• ACTIVITY: Collect all lines containing the word "valve" from the data.

• WORKING DATA:
::::

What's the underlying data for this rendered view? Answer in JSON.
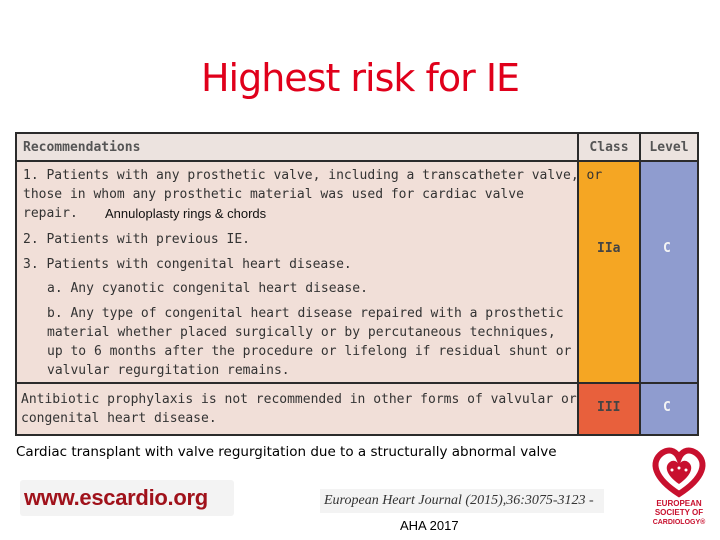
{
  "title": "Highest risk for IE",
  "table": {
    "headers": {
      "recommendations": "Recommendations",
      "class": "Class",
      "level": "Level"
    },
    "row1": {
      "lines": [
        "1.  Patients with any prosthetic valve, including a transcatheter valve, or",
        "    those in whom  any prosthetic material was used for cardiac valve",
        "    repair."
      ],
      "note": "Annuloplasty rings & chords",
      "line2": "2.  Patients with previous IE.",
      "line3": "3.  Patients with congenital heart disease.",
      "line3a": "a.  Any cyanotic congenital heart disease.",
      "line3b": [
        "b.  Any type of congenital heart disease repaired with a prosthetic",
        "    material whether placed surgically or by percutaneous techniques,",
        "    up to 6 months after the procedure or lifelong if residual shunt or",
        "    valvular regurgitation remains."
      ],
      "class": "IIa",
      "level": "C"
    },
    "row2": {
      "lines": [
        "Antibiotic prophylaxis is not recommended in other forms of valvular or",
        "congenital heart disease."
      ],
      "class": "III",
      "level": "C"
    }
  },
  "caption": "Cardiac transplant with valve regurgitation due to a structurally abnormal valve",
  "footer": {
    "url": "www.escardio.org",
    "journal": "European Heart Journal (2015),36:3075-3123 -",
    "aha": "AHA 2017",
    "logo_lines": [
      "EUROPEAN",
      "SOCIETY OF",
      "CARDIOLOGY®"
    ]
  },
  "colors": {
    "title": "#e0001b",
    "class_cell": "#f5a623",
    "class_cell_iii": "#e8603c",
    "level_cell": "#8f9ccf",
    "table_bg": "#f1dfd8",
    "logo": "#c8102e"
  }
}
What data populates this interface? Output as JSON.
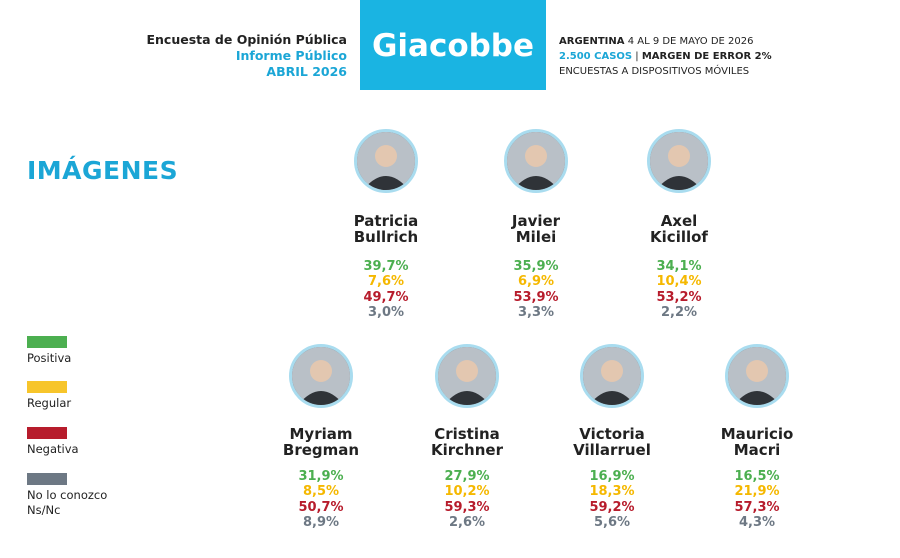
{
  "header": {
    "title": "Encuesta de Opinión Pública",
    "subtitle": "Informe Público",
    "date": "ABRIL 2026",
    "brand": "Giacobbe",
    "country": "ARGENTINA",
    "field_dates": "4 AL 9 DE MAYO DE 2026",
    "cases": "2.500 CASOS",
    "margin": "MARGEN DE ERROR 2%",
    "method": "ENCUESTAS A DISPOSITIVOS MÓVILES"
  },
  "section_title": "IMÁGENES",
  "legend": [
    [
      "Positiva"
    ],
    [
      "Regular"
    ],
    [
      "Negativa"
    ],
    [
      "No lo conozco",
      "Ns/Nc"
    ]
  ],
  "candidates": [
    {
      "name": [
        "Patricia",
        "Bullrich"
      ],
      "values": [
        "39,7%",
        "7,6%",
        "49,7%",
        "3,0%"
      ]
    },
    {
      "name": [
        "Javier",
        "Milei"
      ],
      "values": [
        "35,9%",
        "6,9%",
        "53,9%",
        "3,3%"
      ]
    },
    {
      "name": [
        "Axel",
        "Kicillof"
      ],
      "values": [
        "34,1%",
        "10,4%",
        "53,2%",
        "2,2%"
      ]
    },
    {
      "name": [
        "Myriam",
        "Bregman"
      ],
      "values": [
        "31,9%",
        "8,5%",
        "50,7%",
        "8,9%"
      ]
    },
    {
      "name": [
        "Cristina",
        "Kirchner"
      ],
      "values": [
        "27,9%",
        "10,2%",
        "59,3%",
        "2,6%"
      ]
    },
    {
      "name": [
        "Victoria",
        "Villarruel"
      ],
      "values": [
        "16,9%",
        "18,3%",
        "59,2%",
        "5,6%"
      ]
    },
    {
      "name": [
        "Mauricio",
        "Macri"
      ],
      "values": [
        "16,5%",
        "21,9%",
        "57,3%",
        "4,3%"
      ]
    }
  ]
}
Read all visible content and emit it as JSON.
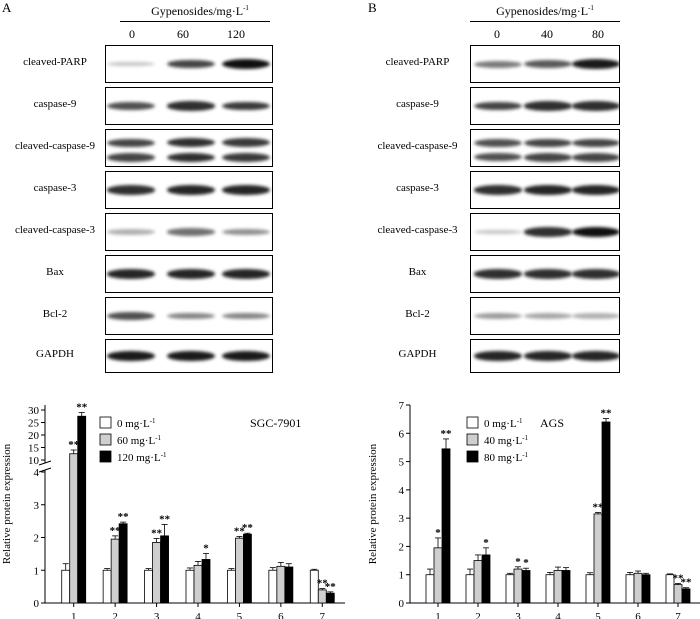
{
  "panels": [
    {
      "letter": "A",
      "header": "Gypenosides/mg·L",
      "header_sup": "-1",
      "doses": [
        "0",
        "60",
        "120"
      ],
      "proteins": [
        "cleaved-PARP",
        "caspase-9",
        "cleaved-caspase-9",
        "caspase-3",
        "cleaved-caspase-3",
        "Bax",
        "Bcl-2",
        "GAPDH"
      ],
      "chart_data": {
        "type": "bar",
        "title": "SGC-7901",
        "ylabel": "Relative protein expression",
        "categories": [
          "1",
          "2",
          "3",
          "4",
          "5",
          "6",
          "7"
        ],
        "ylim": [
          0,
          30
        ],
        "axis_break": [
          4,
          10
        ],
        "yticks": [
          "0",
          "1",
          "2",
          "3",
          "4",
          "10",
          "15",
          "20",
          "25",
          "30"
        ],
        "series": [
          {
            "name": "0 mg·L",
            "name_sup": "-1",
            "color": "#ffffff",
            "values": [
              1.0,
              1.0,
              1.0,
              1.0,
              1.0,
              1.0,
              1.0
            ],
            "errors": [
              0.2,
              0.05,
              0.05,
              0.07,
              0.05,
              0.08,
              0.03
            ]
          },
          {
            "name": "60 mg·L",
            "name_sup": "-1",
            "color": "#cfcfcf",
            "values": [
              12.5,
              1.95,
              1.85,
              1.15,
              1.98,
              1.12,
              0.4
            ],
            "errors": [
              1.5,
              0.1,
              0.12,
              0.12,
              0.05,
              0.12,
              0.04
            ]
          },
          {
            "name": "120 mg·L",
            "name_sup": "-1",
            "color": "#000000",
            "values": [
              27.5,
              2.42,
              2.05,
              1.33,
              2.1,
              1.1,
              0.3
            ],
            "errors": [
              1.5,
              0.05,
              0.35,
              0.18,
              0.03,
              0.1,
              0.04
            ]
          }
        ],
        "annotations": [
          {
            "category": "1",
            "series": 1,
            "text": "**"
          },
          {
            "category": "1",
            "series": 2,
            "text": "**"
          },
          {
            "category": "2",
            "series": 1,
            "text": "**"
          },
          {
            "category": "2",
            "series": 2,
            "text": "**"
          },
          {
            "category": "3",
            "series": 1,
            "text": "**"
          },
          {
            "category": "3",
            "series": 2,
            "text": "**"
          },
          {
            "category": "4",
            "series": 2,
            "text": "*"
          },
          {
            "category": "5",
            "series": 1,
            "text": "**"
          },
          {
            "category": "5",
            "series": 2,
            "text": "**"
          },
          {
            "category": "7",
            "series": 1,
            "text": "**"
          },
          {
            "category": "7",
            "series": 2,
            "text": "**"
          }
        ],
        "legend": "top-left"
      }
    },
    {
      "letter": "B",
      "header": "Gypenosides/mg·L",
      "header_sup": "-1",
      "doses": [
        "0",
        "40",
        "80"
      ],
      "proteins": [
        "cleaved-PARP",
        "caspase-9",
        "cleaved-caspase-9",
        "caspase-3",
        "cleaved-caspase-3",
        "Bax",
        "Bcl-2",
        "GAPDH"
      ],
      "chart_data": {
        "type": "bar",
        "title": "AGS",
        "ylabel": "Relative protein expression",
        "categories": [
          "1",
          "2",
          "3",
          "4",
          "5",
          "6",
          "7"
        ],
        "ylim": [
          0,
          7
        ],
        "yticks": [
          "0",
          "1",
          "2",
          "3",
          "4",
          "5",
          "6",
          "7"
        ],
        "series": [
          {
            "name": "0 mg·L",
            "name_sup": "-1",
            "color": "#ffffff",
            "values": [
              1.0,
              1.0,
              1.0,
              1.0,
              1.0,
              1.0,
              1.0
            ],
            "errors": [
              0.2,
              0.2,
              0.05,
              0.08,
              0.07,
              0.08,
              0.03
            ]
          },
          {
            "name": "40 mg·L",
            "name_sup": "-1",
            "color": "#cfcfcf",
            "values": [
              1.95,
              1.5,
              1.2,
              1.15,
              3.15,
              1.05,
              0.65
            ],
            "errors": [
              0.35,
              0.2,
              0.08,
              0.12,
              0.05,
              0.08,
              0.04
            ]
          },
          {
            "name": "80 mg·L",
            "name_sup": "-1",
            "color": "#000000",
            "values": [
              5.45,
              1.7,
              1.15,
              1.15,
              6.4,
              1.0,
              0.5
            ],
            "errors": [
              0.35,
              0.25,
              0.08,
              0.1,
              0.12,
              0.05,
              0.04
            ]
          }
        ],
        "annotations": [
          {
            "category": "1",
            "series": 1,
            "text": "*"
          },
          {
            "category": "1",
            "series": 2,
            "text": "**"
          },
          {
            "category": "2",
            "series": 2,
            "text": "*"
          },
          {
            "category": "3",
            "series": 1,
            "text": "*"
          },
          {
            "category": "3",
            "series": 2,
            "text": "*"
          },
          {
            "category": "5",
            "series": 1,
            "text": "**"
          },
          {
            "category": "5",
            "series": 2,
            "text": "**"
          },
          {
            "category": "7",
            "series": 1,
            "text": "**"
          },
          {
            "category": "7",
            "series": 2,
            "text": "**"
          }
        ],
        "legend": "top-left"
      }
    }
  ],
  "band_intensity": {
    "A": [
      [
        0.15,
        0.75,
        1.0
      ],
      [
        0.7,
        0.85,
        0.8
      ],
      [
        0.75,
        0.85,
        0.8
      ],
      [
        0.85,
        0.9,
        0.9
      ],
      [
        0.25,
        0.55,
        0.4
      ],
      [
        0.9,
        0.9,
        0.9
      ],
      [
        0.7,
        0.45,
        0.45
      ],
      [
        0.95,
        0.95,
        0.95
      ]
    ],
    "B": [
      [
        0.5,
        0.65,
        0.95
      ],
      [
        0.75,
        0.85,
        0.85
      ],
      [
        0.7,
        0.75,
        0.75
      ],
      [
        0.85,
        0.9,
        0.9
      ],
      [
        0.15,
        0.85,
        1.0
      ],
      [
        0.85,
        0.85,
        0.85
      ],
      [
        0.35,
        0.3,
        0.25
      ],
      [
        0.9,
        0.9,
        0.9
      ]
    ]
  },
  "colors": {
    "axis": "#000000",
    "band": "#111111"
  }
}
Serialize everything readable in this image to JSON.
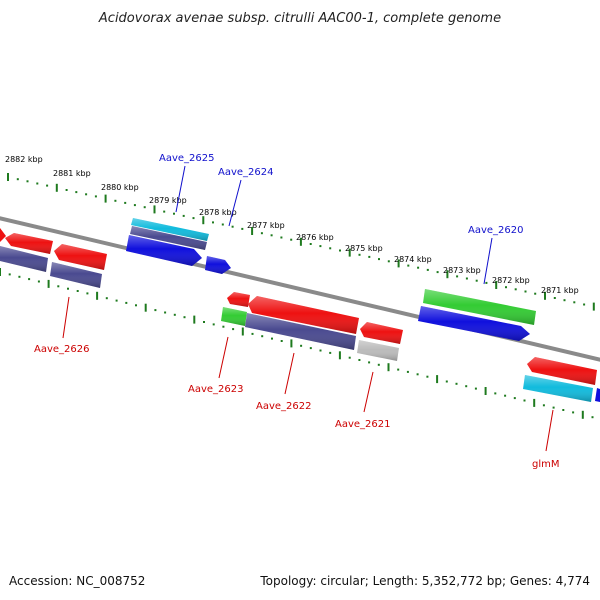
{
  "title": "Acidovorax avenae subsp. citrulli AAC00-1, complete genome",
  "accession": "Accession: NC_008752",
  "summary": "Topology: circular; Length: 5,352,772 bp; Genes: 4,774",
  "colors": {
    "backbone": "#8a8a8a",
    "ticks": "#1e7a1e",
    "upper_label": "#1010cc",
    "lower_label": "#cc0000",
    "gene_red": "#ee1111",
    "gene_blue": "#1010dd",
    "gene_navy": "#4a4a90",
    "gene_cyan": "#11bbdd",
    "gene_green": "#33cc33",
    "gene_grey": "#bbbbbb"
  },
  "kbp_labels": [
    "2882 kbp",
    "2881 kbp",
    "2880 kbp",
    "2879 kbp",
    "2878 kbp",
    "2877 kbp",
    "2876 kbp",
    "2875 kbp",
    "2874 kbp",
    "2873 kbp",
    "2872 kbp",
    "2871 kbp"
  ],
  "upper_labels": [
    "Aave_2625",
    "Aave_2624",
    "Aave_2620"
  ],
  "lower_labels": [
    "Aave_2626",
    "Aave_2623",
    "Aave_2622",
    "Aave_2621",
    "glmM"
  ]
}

::::

• RESPONSE TO THE TASK:
        "1.  Patients with any prosthetic valve, including a transcatheter valve, or",
        "    those in whom  any prosthetic material was used for cardiac valve",
  "caption": "Cardiac transplant with valve regurgitation due to a structurally abnormal valve",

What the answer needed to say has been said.